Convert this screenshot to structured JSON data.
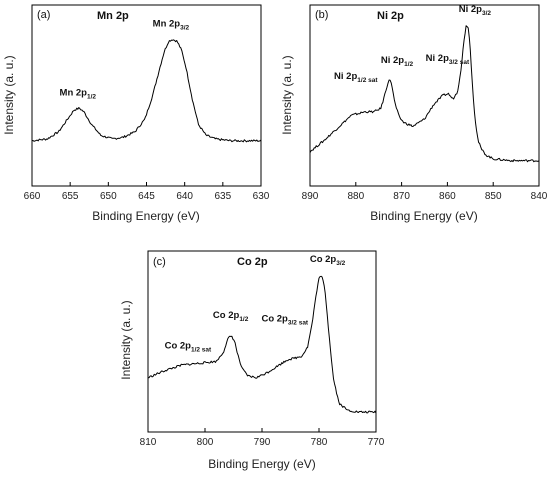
{
  "chart_data": [
    {
      "type": "line",
      "panel_label": "(a)",
      "title": "Mn 2p",
      "xlabel": "Binding Energy (eV)",
      "ylabel": "Intensity (a. u.)",
      "xlim": [
        660,
        630
      ],
      "x_reversed": true,
      "x_ticks": [
        660,
        655,
        650,
        645,
        640,
        635,
        630
      ],
      "y_ticks_shown": false,
      "ylim": [
        0,
        1
      ],
      "series": [
        {
          "x": [
            660,
            658,
            656.5,
            655.5,
            654.5,
            653.8,
            653.2,
            652.2,
            651,
            649.5,
            648,
            646.5,
            645.2,
            644.2,
            643.4,
            642.7,
            642.1,
            641.6,
            641.0,
            640.4,
            639.8,
            639.0,
            638.2,
            637.2,
            636,
            634,
            632,
            630
          ],
          "y": [
            0.25,
            0.26,
            0.3,
            0.36,
            0.42,
            0.43,
            0.41,
            0.34,
            0.28,
            0.26,
            0.27,
            0.3,
            0.37,
            0.5,
            0.63,
            0.74,
            0.8,
            0.81,
            0.8,
            0.75,
            0.65,
            0.48,
            0.34,
            0.28,
            0.26,
            0.25,
            0.25,
            0.25
          ]
        }
      ],
      "annotations": [
        {
          "text": "Mn 2p",
          "sub": "1/2",
          "x": 654,
          "y": 0.5
        },
        {
          "text": "Mn 2p",
          "sub": "3/2",
          "x": 641.8,
          "y": 0.88
        }
      ]
    },
    {
      "type": "line",
      "panel_label": "(b)",
      "title": "Ni 2p",
      "xlabel": "Binding Energy (eV)",
      "ylabel": "Intensity (a. u.)",
      "xlim": [
        890,
        840
      ],
      "x_reversed": true,
      "x_ticks": [
        890,
        880,
        870,
        860,
        850,
        840
      ],
      "y_ticks_shown": false,
      "ylim": [
        0,
        1
      ],
      "series": [
        {
          "x": [
            890,
            887,
            884,
            881,
            878,
            876,
            874.5,
            873.5,
            872.8,
            872.2,
            871.5,
            870.5,
            869.5,
            867.5,
            865,
            863,
            861,
            859.8,
            858.8,
            857.8,
            857,
            856.4,
            855.9,
            855.5,
            855.1,
            854.6,
            854,
            853.3,
            852.5,
            851.5,
            850,
            846,
            843,
            840
          ],
          "y": [
            0.19,
            0.25,
            0.32,
            0.39,
            0.41,
            0.41,
            0.43,
            0.52,
            0.59,
            0.57,
            0.46,
            0.38,
            0.35,
            0.33,
            0.37,
            0.45,
            0.5,
            0.51,
            0.48,
            0.52,
            0.65,
            0.8,
            0.89,
            0.88,
            0.8,
            0.58,
            0.38,
            0.25,
            0.2,
            0.17,
            0.15,
            0.14,
            0.14,
            0.14
          ]
        }
      ],
      "annotations": [
        {
          "text": "Ni 2p",
          "sub": "1/2 sat",
          "x": 880,
          "y": 0.59
        },
        {
          "text": "Ni 2p",
          "sub": "1/2",
          "x": 871,
          "y": 0.68
        },
        {
          "text": "Ni 2p",
          "sub": "3/2 sat",
          "x": 860,
          "y": 0.69
        },
        {
          "text": "Ni 2p",
          "sub": "3/2",
          "x": 854,
          "y": 0.96
        }
      ]
    },
    {
      "type": "line",
      "panel_label": "(c)",
      "title": "Co 2p",
      "xlabel": "Binding Energy (eV)",
      "ylabel": "Intensity (a. u.)",
      "xlim": [
        810,
        770
      ],
      "x_reversed": true,
      "x_ticks": [
        810,
        800,
        790,
        780,
        770
      ],
      "y_ticks_shown": false,
      "ylim": [
        0,
        1
      ],
      "series": [
        {
          "x": [
            810,
            807,
            804,
            801,
            798,
            796.8,
            795.9,
            795.3,
            794.8,
            794.2,
            793.5,
            792.5,
            791,
            789,
            787,
            785.5,
            784,
            783,
            782,
            781.2,
            780.5,
            780,
            779.5,
            779,
            778.3,
            777.5,
            776.5,
            775,
            773,
            771,
            770
          ],
          "y": [
            0.3,
            0.34,
            0.37,
            0.38,
            0.39,
            0.44,
            0.52,
            0.53,
            0.5,
            0.42,
            0.35,
            0.31,
            0.3,
            0.33,
            0.37,
            0.4,
            0.41,
            0.42,
            0.47,
            0.6,
            0.76,
            0.85,
            0.86,
            0.8,
            0.56,
            0.3,
            0.16,
            0.12,
            0.11,
            0.11,
            0.11
          ]
        }
      ],
      "annotations": [
        {
          "text": "Co 2p",
          "sub": "1/2 sat",
          "x": 803,
          "y": 0.46
        },
        {
          "text": "Co 2p",
          "sub": "1/2",
          "x": 795.5,
          "y": 0.63
        },
        {
          "text": "Co 2p",
          "sub": "3/2 sat",
          "x": 786,
          "y": 0.61
        },
        {
          "text": "Co 2p",
          "sub": "3/2",
          "x": 778.5,
          "y": 0.94
        }
      ]
    }
  ]
}
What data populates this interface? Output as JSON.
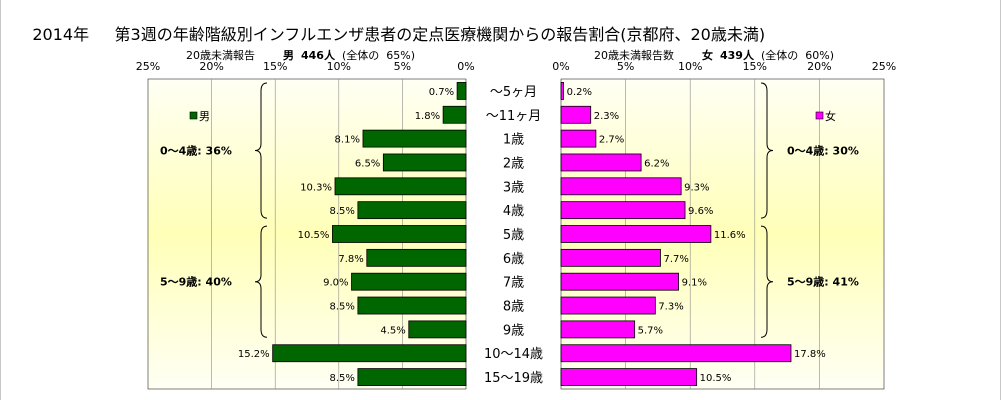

### TO BE DONE
Print each entry shown above with exact wording and no pictures.

### TASK OUTPUT
Convert this screenshot to structured JSON data.
{
  "chart_data": [
    {
      "type": "line",
      "panel_label": "(a)",
      "title": "Mn 2p",
      "xlabel": "Binding Energy (eV)",
      "ylabel": "Intensity (a. u.)",
      "xlim": [
        660,
        630
      ],
      "x_reversed": true,
      "x_ticks": [
        660,
        655,
        650,
        645,
        640,
        635,
        630
      ],
      "y_ticks_shown": false,
      "ylim": [
        0,
        1
      ],
      "series": [
        {
          "x": [
            660,
            658,
            656.5,
            655.5,
            654.5,
            653.8,
            653.2,
            652.2,
            651,
            649.5,
            648,
            646.5,
            645.2,
            644.2,
            643.4,
            642.7,
            642.1,
            641.6,
            641.0,
            640.4,
            639.8,
            639.0,
            638.2,
            637.2,
            636,
            634,
            632,
            630
          ],
          "y": [
            0.25,
            0.26,
            0.3,
            0.36,
            0.42,
            0.43,
            0.41,
            0.34,
            0.28,
            0.26,
            0.27,
            0.3,
            0.37,
            0.5,
            0.63,
            0.74,
            0.8,
            0.81,
            0.8,
            0.75,
            0.65,
            0.48,
            0.34,
            0.28,
            0.26,
            0.25,
            0.25,
            0.25
          ]
        }
      ],
      "annotations": [
        {
          "text": "Mn 2p",
          "sub": "1/2",
          "x": 654,
          "y": 0.5
        },
        {
          "text": "Mn 2p",
          "sub": "3/2",
          "x": 641.8,
          "y": 0.88
        }
      ]
    },
    {
      "type": "line",
      "panel_label": "(b)",
      "title": "Ni 2p",
      "xlabel": "Binding Energy (eV)",
      "ylabel": "Intensity (a. u.)",
      "xlim": [
        890,
        840
      ],
      "x_reversed": true,
      "x_ticks": [
        890,
        880,
        870,
        860,
        850,
        840
      ],
      "y_ticks_shown": false,
      "ylim": [
        0,
        1
      ],
      "series": [
        {
          "x": [
            890,
            887,
            884,
            881,
            878,
            876,
            874.5,
            873.5,
            872.8,
            872.2,
            871.5,
            870.5,
            869.5,
            867.5,
            865,
            863,
            861,
            859.8,
            858.8,
            857.8,
            857,
            856.4,
            855.9,
            855.5,
            855.1,
            854.6,
            854,
            853.3,
            852.5,
            851.5,
            850,
            846,
            843,
            840
          ],
          "y": [
            0.19,
            0.25,
            0.32,
            0.39,
            0.41,
            0.41,
            0.43,
            0.52,
            0.59,
            0.57,
            0.46,
            0.38,
            0.35,
            0.33,
            0.37,
            0.45,
            0.5,
            0.51,
            0.48,
            0.52,
            0.65,
            0.8,
            0.89,
            0.88,
            0.8,
            0.58,
            0.38,
            0.25,
            0.2,
            0.17,
            0.15,
            0.14,
            0.14,
            0.14
          ]
        }
      ],
      "annotations": [
        {
          "text": "Ni 2p",
          "sub": "1/2 sat",
          "x": 880,
          "y": 0.59
        },
        {
          "text": "Ni 2p",
          "sub": "1/2",
          "x": 871,
          "y": 0.68
        },
        {
          "text": "Ni 2p",
          "sub": "3/2 sat",
          "x": 860,
          "y": 0.69
        },
        {
          "text": "Ni 2p",
          "sub": "3/2",
          "x": 854,
          "y": 0.96
        }
      ]
    },
    {
      "type": "line",
      "panel_label": "(c)",
      "title": "Co 2p",
      "xlabel": "Binding Energy (eV)",
      "ylabel": "Intensity (a. u.)",
      "xlim": [
        810,
        770
      ],
      "x_reversed": true,
      "x_ticks": [
        810,
        800,
        790,
        780,
        770
      ],
      "y_ticks_shown": false,
      "ylim": [
        0,
        1
      ],
      "series": [
        {
          "x": [
            810,
            807,
            804,
            801,
            798,
            796.8,
            795.9,
            795.3,
            794.8,
            794.2,
            793.5,
            792.5,
            791,
            789,
            787,
            785.5,
            784,
            783,
            782,
            781.2,
            780.5,
            780,
            779.5,
            779,
            778.3,
            777.5,
            776.5,
            775,
            773,
            771,
            770
          ],
          "y": [
            0.3,
            0.34,
            0.37,
            0.38,
            0.39,
            0.44,
            0.52,
            0.53,
            0.5,
            0.42,
            0.35,
            0.31,
            0.3,
            0.33,
            0.37,
            0.4,
            0.41,
            0.42,
            0.47,
            0.6,
            0.76,
            0.85,
            0.86,
            0.8,
            0.56,
            0.3,
            0.16,
            0.12,
            0.11,
            0.11,
            0.11
          ]
        }
      ],
      "annotations": [
        {
          "text": "Co 2p",
          "sub": "1/2 sat",
          "x": 803,
          "y": 0.46
        },
        {
          "text": "Co 2p",
          "sub": "1/2",
          "x": 795.5,
          "y": 0.63
        },
        {
          "text": "Co 2p",
          "sub": "3/2 sat",
          "x": 786,
          "y": 0.61
        },
        {
          "text": "Co 2p",
          "sub": "3/2",
          "x": 778.5,
          "y": 0.94
        }
      ]
    }
  ]
}
What data populates this interface? Output as JSON.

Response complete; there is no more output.